# Problem description:
Go through the entries and transcribe each one exactly, dropping the pictures.
☆ ☆ ☆ ☆ ☆
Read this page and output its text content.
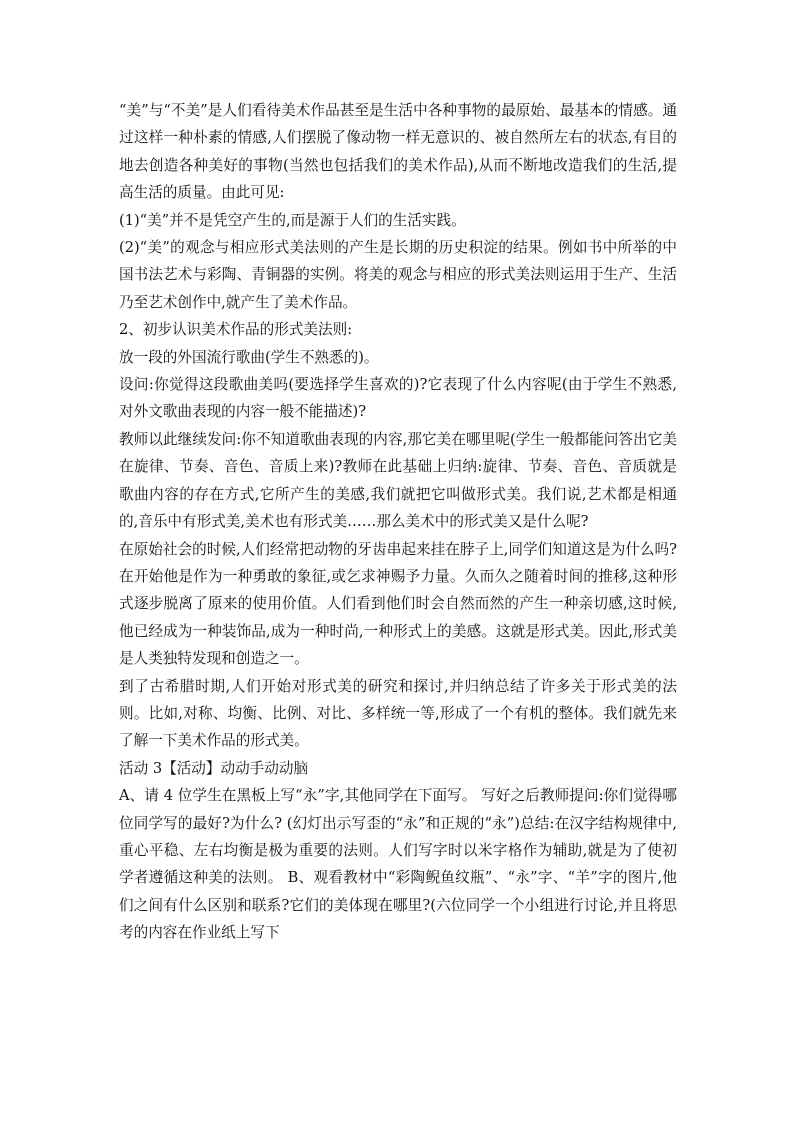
“美”与“不美”是人们看待美术作品甚至是生活中各种事物的最原始、最基本的情感。通过这样一种朴素的情感,人们摆脱了像动物一样无意识的、被自然所左右的状态,有目的地去创造各种美好的事物(当然也包括我们的美术作品),从而不断地改造我们的生活,提高生活的质量。由此可见:

(1)“美”并不是凭空产生的,而是源于人们的生活实践。

(2)“美”的观念与相应形式美法则的产生是长期的历史积淀的结果。例如书中所举的中国书法艺术与彩陶、青铜器的实例。将美的观念与相应的形式美法则运用于生产、生活乃至艺术创作中,就产生了美术作品。

2、初步认识美术作品的形式美法则:

放一段的外国流行歌曲(学生不熟悉的)。

设问:你觉得这段歌曲美吗(要选择学生喜欢的)?它表现了什么内容呢(由于学生不熟悉,对外文歌曲表现的内容一般不能描述)?

教师以此继续发问:你不知道歌曲表现的内容,那它美在哪里呢(学生一般都能问答出它美在旋律、节奏、音色、音质上来)?教师在此基础上归纳:旋律、节奏、音色、音质就是歌曲内容的存在方式,它所产生的美感,我们就把它叫做形式美。我们说,艺术都是相通的,音乐中有形式美,美术也有形式美……那么美术中的形式美又是什么呢?

在原始社会的时候,人们经常把动物的牙齿串起来挂在脖子上,同学们知道这是为什么吗?在开始他是作为一种勇敢的象征,或乞求神赐予力量。久而久之随着时间的推移,这种形式逐步脱离了原来的使用价值。人们看到他们时会自然而然的产生一种亲切感,这时候,他已经成为一种装饰品,成为一种时尚,一种形式上的美感。这就是形式美。因此,形式美是人类独特发现和创造之一。

到了古希腊时期,人们开始对形式美的研究和探讨,并归纳总结了许多关于形式美的法则。比如,对称、均衡、比例、对比、多样统一等,形成了一个有机的整体。我们就先来了解一下美术作品的形式美。

活动 3【活动】动动手动动脑

A、请 4 位学生在黑板上写“永”字,其他同学在下面写。 写好之后教师提问:你们觉得哪位同学写的最好?为什么? (幻灯出示写歪的“永”和正规的“永”)总结:在汉字结构规律中,重心平稳、左右均衡是极为重要的法则。人们写字时以米字格作为辅助,就是为了使初学者遵循这种美的法则。 B、观看教材中“彩陶鲵鱼纹瓶”、“永”字、“羊”字的图片,他们之间有什么区别和联系?它们的美体现在哪里?(六位同学一个小组进行讨论,并且将思考的内容在作业纸上写下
☆ ☆ ☆ ☆ ☆
# Right answer:
Read this page and output its text content.
“美”与“不美”是人们看待美术作品甚至是生活中各种事物的最原始、最基本的情感。通过这样一种朴素的情感,人们摆脱了像动物一样无意识的、被自然所左右的状态,有目的地去创造各种美好的事物(当然也包括我们的美术作品),从而不断地改造我们的生活,提高生活的质量。由此可见:

(1)“美”并不是凭空产生的,而是源于人们的生活实践。

(2)“美”的观念与相应形式美法则的产生是长期的历史积淀的结果。例如书中所举的中国书法艺术与彩陶、青铜器的实例。将美的观念与相应的形式美法则运用于生产、生活乃至艺术创作中,就产生了美术作品。

2、初步认识美术作品的形式美法则:

放一段的外国流行歌曲(学生不熟悉的)。

设问:你觉得这段歌曲美吗(要选择学生喜欢的)?它表现了什么内容呢(由于学生不熟悉,对外文歌曲表现的内容一般不能描述)?

教师以此继续发问:你不知道歌曲表现的内容,那它美在哪里呢(学生一般都能问答出它美在旋律、节奏、音色、音质上来)?教师在此基础上归纳:旋律、节奏、音色、音质就是歌曲内容的存在方式,它所产生的美感,我们就把它叫做形式美。我们说,艺术都是相通的,音乐中有形式美,美术也有形式美……那么美术中的形式美又是什么呢?

在原始社会的时候,人们经常把动物的牙齿串起来挂在脖子上,同学们知道这是为什么吗?在开始他是作为一种勇敢的象征,或乞求神赐予力量。久而久之随着时间的推移,这种形式逐步脱离了原来的使用价值。人们看到他们时会自然而然的产生一种亲切感,这时候,他已经成为一种装饰品,成为一种时尚,一种形式上的美感。这就是形式美。因此,形式美是人类独特发现和创造之一。

到了古希腊时期,人们开始对形式美的研究和探讨,并归纳总结了许多关于形式美的法则。比如,对称、均衡、比例、对比、多样统一等,形成了一个有机的整体。我们就先来了解一下美术作品的形式美。

活动 3【活动】动动手动动脑

A、请 4 位学生在黑板上写“永”字,其他同学在下面写。 写好之后教师提问:你们觉得哪位同学写的最好?为什么? (幻灯出示写歪的“永”和正规的“永”)总结:在汉字结构规律中,重心平稳、左右均衡是极为重要的法则。人们写字时以米字格作为辅助,就是为了使初学者遵循这种美的法则。 B、观看教材中“彩陶鲵鱼纹瓶”、“永”字、“羊”字的图片,他们之间有什么区别和联系?它们的美体现在哪里?(六位同学一个小组进行讨论,并且将思考的内容在作业纸上写下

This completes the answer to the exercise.